Start of SUPPLIED RECORDS

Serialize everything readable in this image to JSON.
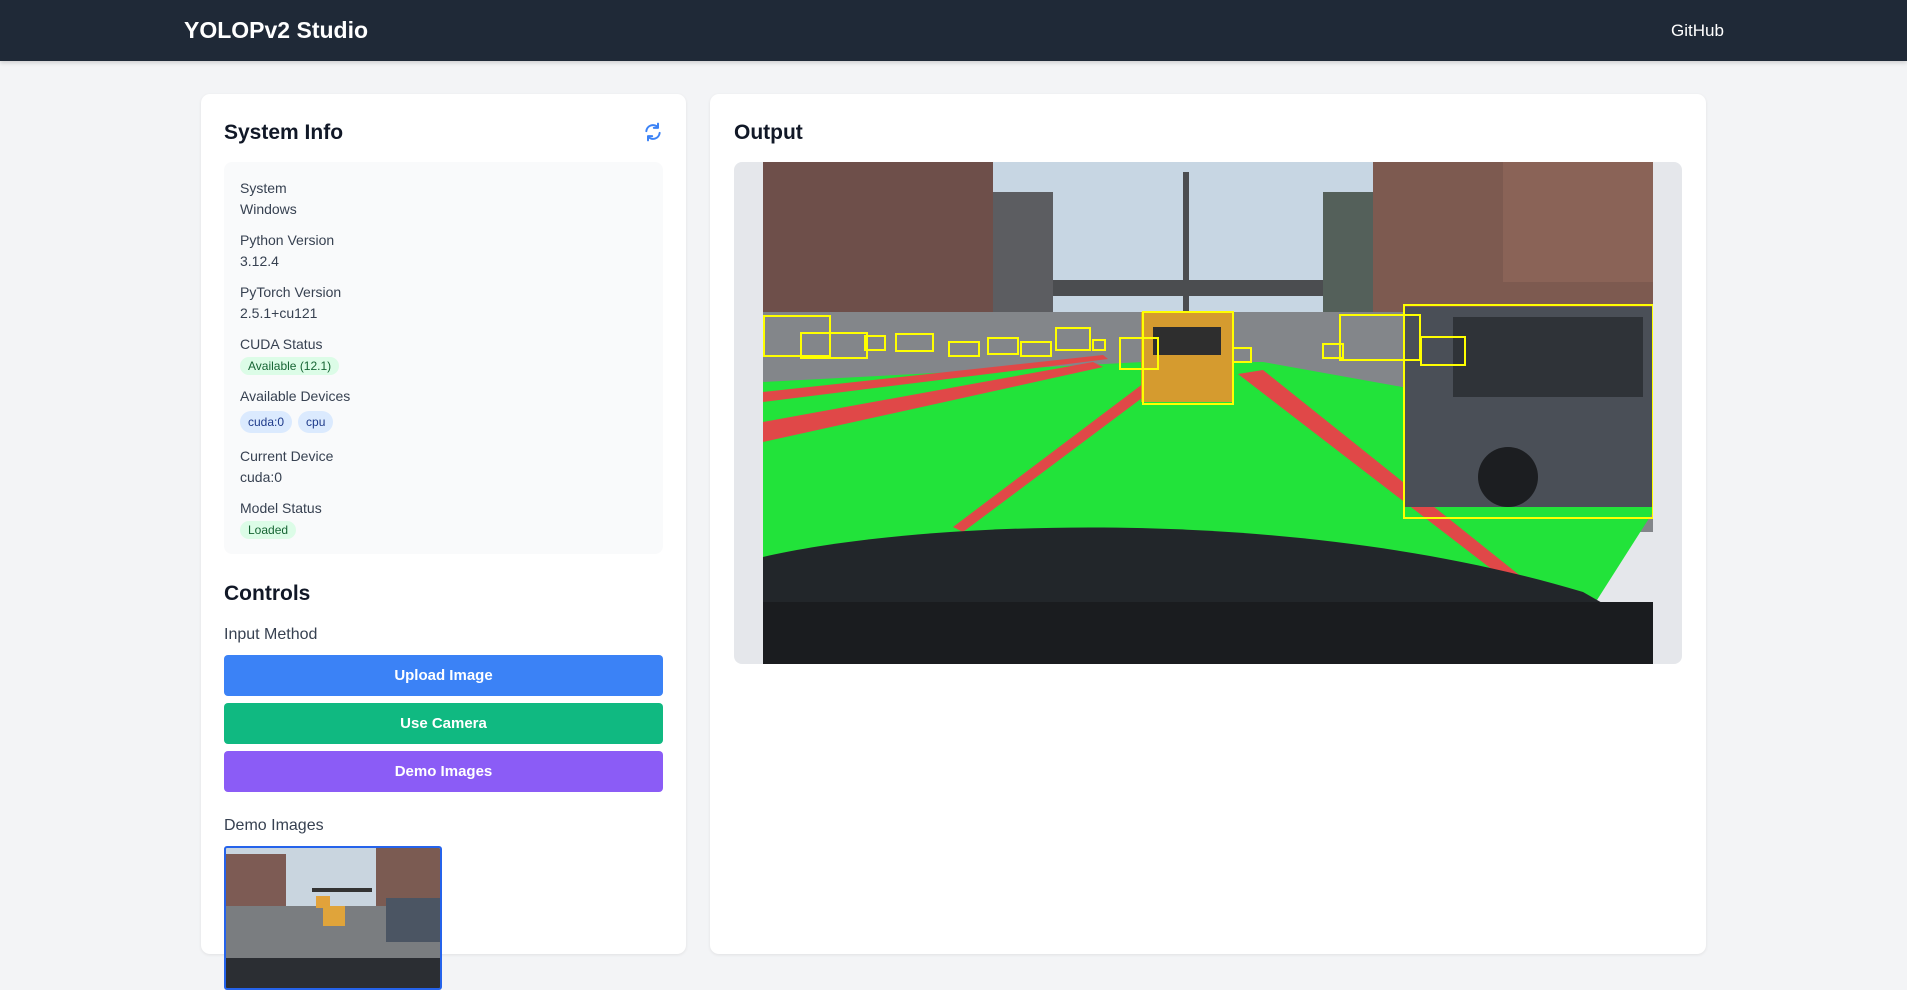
{
  "navbar": {
    "brand": "YOLOPv2 Studio",
    "github_label": "GitHub"
  },
  "system_info": {
    "title": "System Info",
    "refresh_icon": "refresh-icon",
    "items": {
      "system": {
        "label": "System",
        "value": "Windows"
      },
      "python": {
        "label": "Python Version",
        "value": "3.12.4"
      },
      "pytorch": {
        "label": "PyTorch Version",
        "value": "2.5.1+cu121"
      },
      "cuda": {
        "label": "CUDA Status",
        "value": "Available (12.1)"
      },
      "devices": {
        "label": "Available Devices",
        "values": [
          "cuda:0",
          "cpu"
        ]
      },
      "current_device": {
        "label": "Current Device",
        "value": "cuda:0"
      },
      "model": {
        "label": "Model Status",
        "value": "Loaded"
      }
    }
  },
  "controls": {
    "title": "Controls",
    "input_method_label": "Input Method",
    "upload_label": "Upload Image",
    "camera_label": "Use Camera",
    "demo_label": "Demo Images",
    "demo_images_label": "Demo Images"
  },
  "output": {
    "title": "Output"
  },
  "colors": {
    "navbar": "#1f2937",
    "upload": "#3b82f6",
    "camera": "#10b981",
    "demo": "#8b5cf6",
    "drivable_area": "#22e33a",
    "lane_line": "#e04848",
    "detection_box": "#ffff00"
  }
}
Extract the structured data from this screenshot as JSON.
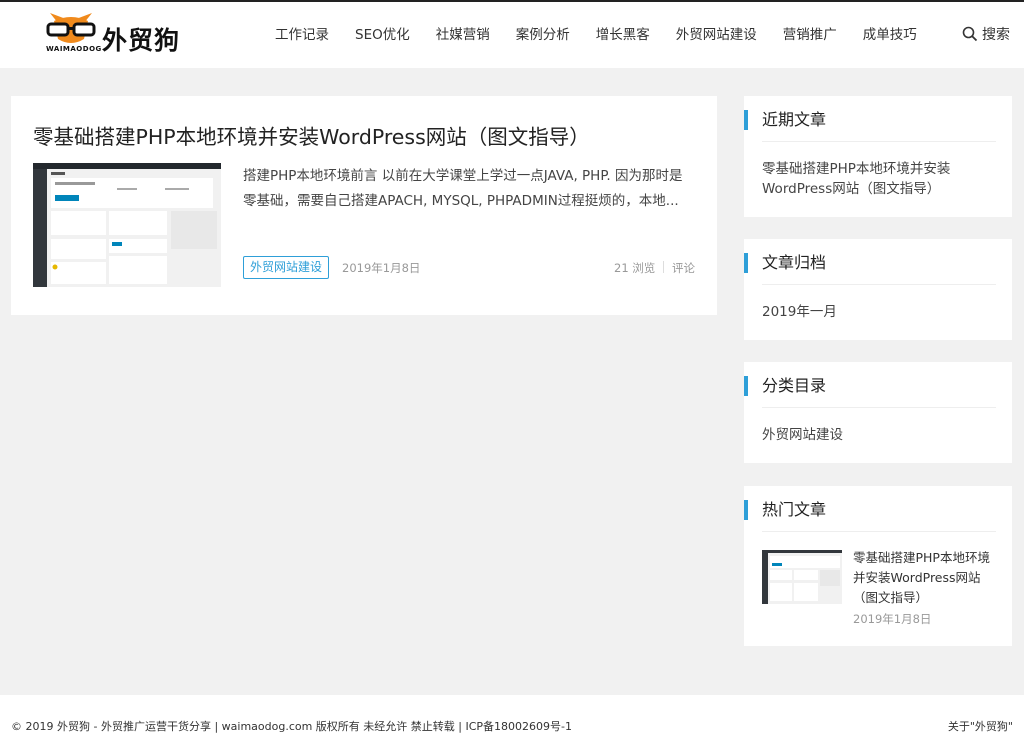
{
  "logo": {
    "text": "外贸狗",
    "sub": "WAIMAODOG"
  },
  "nav": {
    "items": [
      "工作记录",
      "SEO优化",
      "社媒营销",
      "案例分析",
      "增长黑客",
      "外贸网站建设",
      "营销推广",
      "成单技巧"
    ]
  },
  "search": {
    "label": "搜索"
  },
  "post": {
    "title": "零基础搭建PHP本地环境并安装WordPress网站（图文指导）",
    "excerpt": "搭建PHP本地环境前言 以前在大学课堂上学过一点JAVA, PHP. 因为那时是零基础，需要自己搭建APACH, MYSQL, PHPADMIN过程挺烦的，本地...",
    "tag": "外贸网站建设",
    "date": "2019年1月8日",
    "views": "21 浏览",
    "comments": "评论"
  },
  "widgets": {
    "recent": {
      "title": "近期文章",
      "item": "零基础搭建PHP本地环境并安装WordPress网站（图文指导）"
    },
    "archive": {
      "title": "文章归档",
      "item": "2019年一月"
    },
    "category": {
      "title": "分类目录",
      "item": "外贸网站建设"
    },
    "hot": {
      "title": "热门文章",
      "item": "零基础搭建PHP本地环境并安装WordPress网站（图文指导）",
      "date": "2019年1月8日"
    }
  },
  "footer": {
    "left": "© 2019 外贸狗 - 外贸推广运营干货分享 | waimaodog.com 版权所有 未经允许 禁止转载 | ICP备18002609号-1",
    "right": "关于\"外贸狗\""
  },
  "colors": {
    "accent": "#2e9fd8",
    "background": "#f1f1f1"
  }
}
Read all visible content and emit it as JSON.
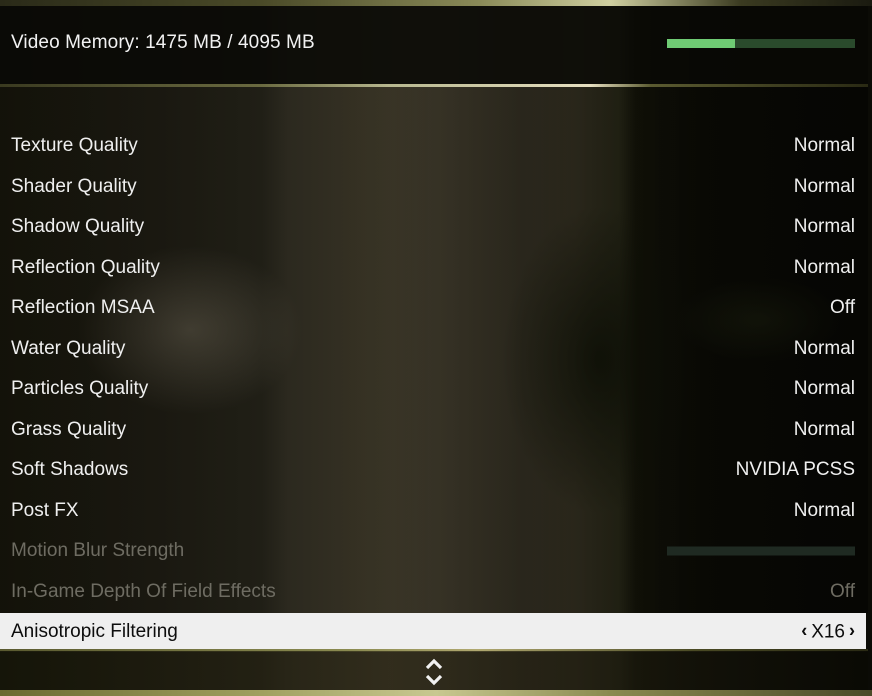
{
  "header": {
    "title": "Video Memory: 1475 MB / 4095 MB",
    "video_memory_used_mb": 1475,
    "video_memory_total_mb": 4095,
    "memory_bar_fill_fraction": 0.36
  },
  "colors": {
    "memory_bar_fill": "#6fcb74",
    "memory_bar_track": "#2a4a2c",
    "selected_row_bg": "#efefef",
    "disabled_text": "#6e6c62",
    "text": "#efefef"
  },
  "settings": [
    {
      "label": "Texture Quality",
      "value": "Normal",
      "state": "enabled",
      "type": "option"
    },
    {
      "label": "Shader Quality",
      "value": "Normal",
      "state": "enabled",
      "type": "option"
    },
    {
      "label": "Shadow Quality",
      "value": "Normal",
      "state": "enabled",
      "type": "option"
    },
    {
      "label": "Reflection Quality",
      "value": "Normal",
      "state": "enabled",
      "type": "option"
    },
    {
      "label": "Reflection MSAA",
      "value": "Off",
      "state": "enabled",
      "type": "option"
    },
    {
      "label": "Water Quality",
      "value": "Normal",
      "state": "enabled",
      "type": "option"
    },
    {
      "label": "Particles Quality",
      "value": "Normal",
      "state": "enabled",
      "type": "option"
    },
    {
      "label": "Grass Quality",
      "value": "Normal",
      "state": "enabled",
      "type": "option"
    },
    {
      "label": "Soft Shadows",
      "value": "NVIDIA PCSS",
      "state": "enabled",
      "type": "option"
    },
    {
      "label": "Post FX",
      "value": "Normal",
      "state": "enabled",
      "type": "option"
    },
    {
      "label": "Motion Blur Strength",
      "value": "",
      "state": "disabled",
      "type": "slider",
      "slider_fraction": 0
    },
    {
      "label": "In-Game Depth Of Field Effects",
      "value": "Off",
      "state": "disabled",
      "type": "option"
    },
    {
      "label": "Anisotropic Filtering",
      "value": "X16",
      "state": "selected",
      "type": "option"
    }
  ],
  "selected_row": {
    "prev_arrow": "‹",
    "next_arrow": "›"
  },
  "footer": {
    "scroll_icon": "up-down-chevron-icon"
  }
}
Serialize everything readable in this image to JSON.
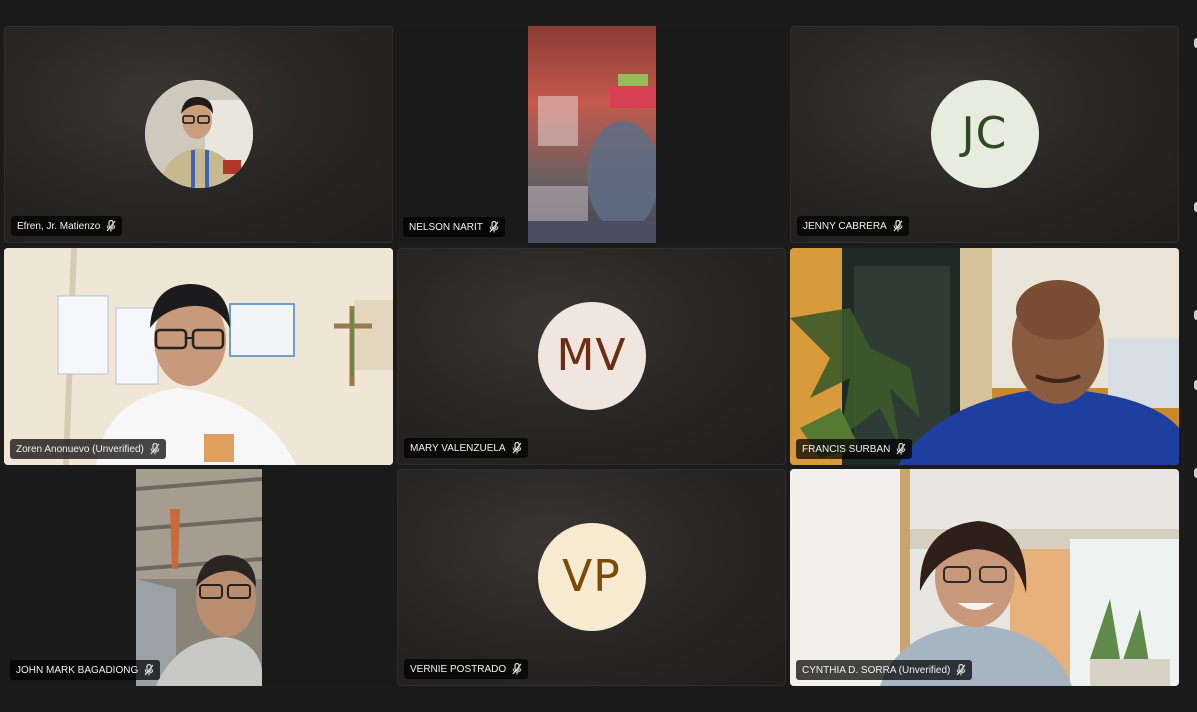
{
  "participants": [
    {
      "name": "Efren, Jr. Matienzo",
      "type": "photo"
    },
    {
      "name": "NELSON NARIT",
      "type": "video"
    },
    {
      "name": "JENNY CABRERA",
      "type": "initials",
      "initials": "JC",
      "circle_color": "#e8ecdf",
      "text_color": "#2f4a22"
    },
    {
      "name": "Zoren Anonuevo (Unverified)",
      "type": "video"
    },
    {
      "name": "MARY VALENZUELA",
      "type": "initials",
      "initials": "MV",
      "circle_color": "#f1e5df",
      "text_color": "#6b2d13"
    },
    {
      "name": "FRANCIS SURBAN",
      "type": "video"
    },
    {
      "name": "JOHN MARK BAGADIONG",
      "type": "video"
    },
    {
      "name": "VERNIE POSTRADO",
      "type": "initials",
      "initials": "VP",
      "circle_color": "#f6ead0",
      "text_color": "#7a4a06"
    },
    {
      "name": "CYNTHIA D. SORRA (Unverified)",
      "type": "video"
    }
  ],
  "icons": {
    "mic_muted": "mic-muted-icon"
  }
}
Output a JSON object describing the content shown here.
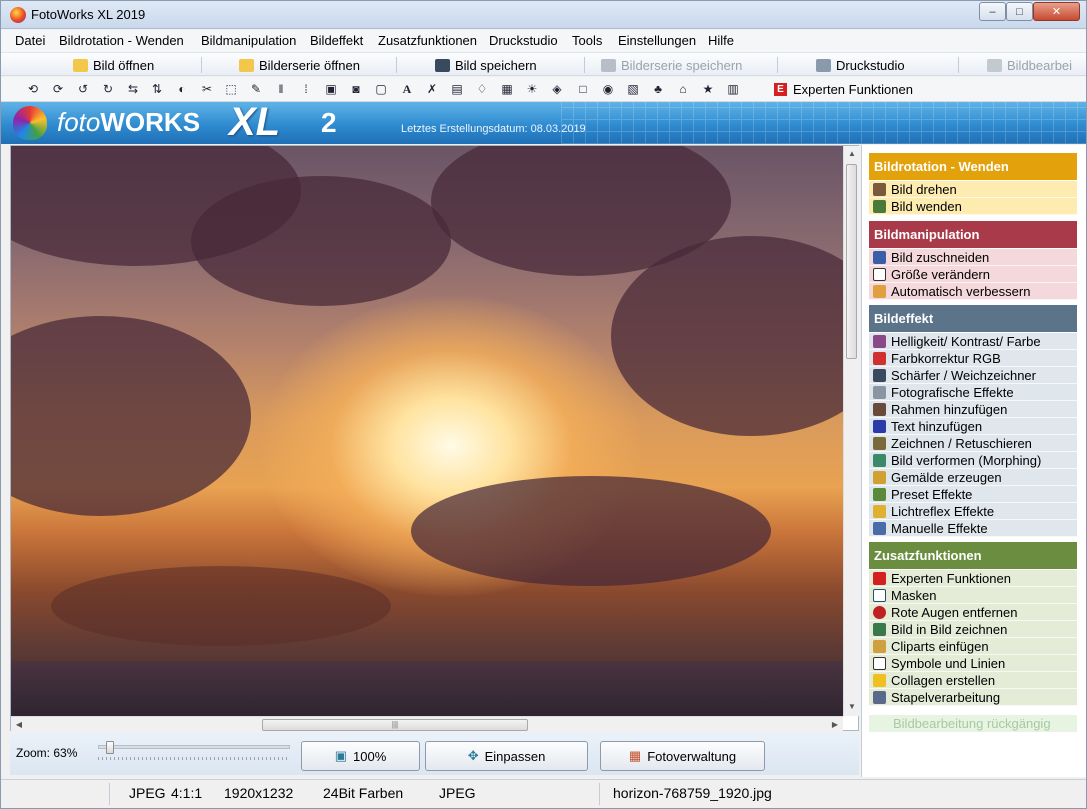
{
  "window": {
    "title": "FotoWorks XL 2019",
    "controls": [
      "–",
      "□",
      "✕"
    ]
  },
  "menu": [
    "Datei",
    "Bildrotation - Wenden",
    "Bildmanipulation",
    "Bildeffekt",
    "Zusatzfunktionen",
    "Druckstudio",
    "Tools",
    "Einstellungen",
    "Hilfe"
  ],
  "toolbar": {
    "open_image": "Bild öffnen",
    "open_series": "Bilderserie öffnen",
    "save_image": "Bild speichern",
    "save_series": "Bilderserie speichern",
    "print_studio": "Druckstudio",
    "edit_truncated": "Bildbearbei",
    "expert": "Experten Funktionen",
    "expert_icon": "E",
    "text_tool": "A"
  },
  "banner": {
    "logo_foto": "foto",
    "logo_works": "WORKS",
    "logo_xl": "XL",
    "logo_version": "2",
    "build_date": "Letztes Erstellungsdatum: 08.03.2019"
  },
  "zoom": {
    "label": "Zoom: 63%",
    "level_percent": 63,
    "btn_100": "100%",
    "btn_fit": "Einpassen",
    "btn_manager": "Fotoverwaltung"
  },
  "status": {
    "format": "JPEG",
    "subsampling": "4:1:1",
    "dimensions": "1920x1232",
    "depth": "24Bit Farben",
    "type": "JPEG",
    "filename": "horizon-768759_1920.jpg"
  },
  "panel": {
    "sections": [
      {
        "title": "Bildrotation - Wenden",
        "color": "#e3a20c",
        "bg": "#fdebb0",
        "items": [
          "Bild drehen",
          "Bild wenden"
        ]
      },
      {
        "title": "Bildmanipulation",
        "color": "#a83a4a",
        "bg": "#f4d8dc",
        "items": [
          "Bild zuschneiden",
          "Größe verändern",
          "Automatisch verbessern"
        ]
      },
      {
        "title": "Bildeffekt",
        "color": "#5b7489",
        "bg": "#dfe6ec",
        "items": [
          "Helligkeit/ Kontrast/ Farbe",
          "Farbkorrektur RGB",
          "Schärfer / Weichzeichner",
          "Fotografische Effekte",
          "Rahmen hinzufügen",
          "Text hinzufügen",
          "Zeichnen / Retuschieren",
          "Bild verformen (Morphing)",
          "Gemälde erzeugen",
          "Preset Effekte",
          "Lichtreflex Effekte",
          "Manuelle Effekte"
        ]
      },
      {
        "title": "Zusatzfunktionen",
        "color": "#6a8d3f",
        "bg": "#e4ecd8",
        "items": [
          "Experten Funktionen",
          "Masken",
          "Rote Augen entfernen",
          "Bild in Bild zeichnen",
          "Cliparts einfügen",
          "Symbole und Linien",
          "Collagen erstellen",
          "Stapelverarbeitung"
        ]
      }
    ],
    "undo": "Bildbearbeitung rückgängig"
  }
}
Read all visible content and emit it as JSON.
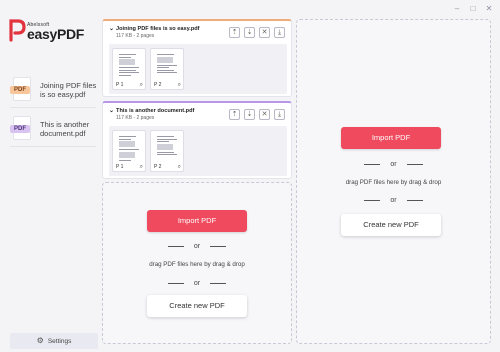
{
  "app": {
    "brand_small": "Abelssoft",
    "brand_name": "easyPDF"
  },
  "window_controls": [
    "–",
    "□",
    "✕"
  ],
  "sidebar": {
    "documents": [
      {
        "tag": "PDF",
        "line1": "Joining PDF files",
        "line2": "is so easy.pdf",
        "color": "#f7c79b"
      },
      {
        "tag": "PDF",
        "line1": "This is another",
        "line2": "document.pdf",
        "color": "#d9c4f1"
      }
    ],
    "settings_label": "Settings"
  },
  "documents": [
    {
      "name": "Joining PDF files is so easy.pdf",
      "meta": "117 KB - 2 pages",
      "accent": "#f1ad79",
      "pages": [
        "P 1",
        "P 2"
      ]
    },
    {
      "name": "This is another document.pdf",
      "meta": "117 KB - 2 pages",
      "accent": "#b897e8",
      "pages": [
        "P 1",
        "P 2"
      ]
    }
  ],
  "drop_zone": {
    "import_label": "Import PDF",
    "or_label": "or",
    "drag_hint": "drag PDF files here by drag & drop",
    "create_label": "Create new PDF"
  },
  "colors": {
    "accent_red": "#ef4a5d"
  }
}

End of SUPPLIED RECORDS

__DESCRIPTION OF THE TASK__: Exactly how many lines of the material contain the word "Joining"? Write the number alone.

__ANSWER TO THIS TASK__: 2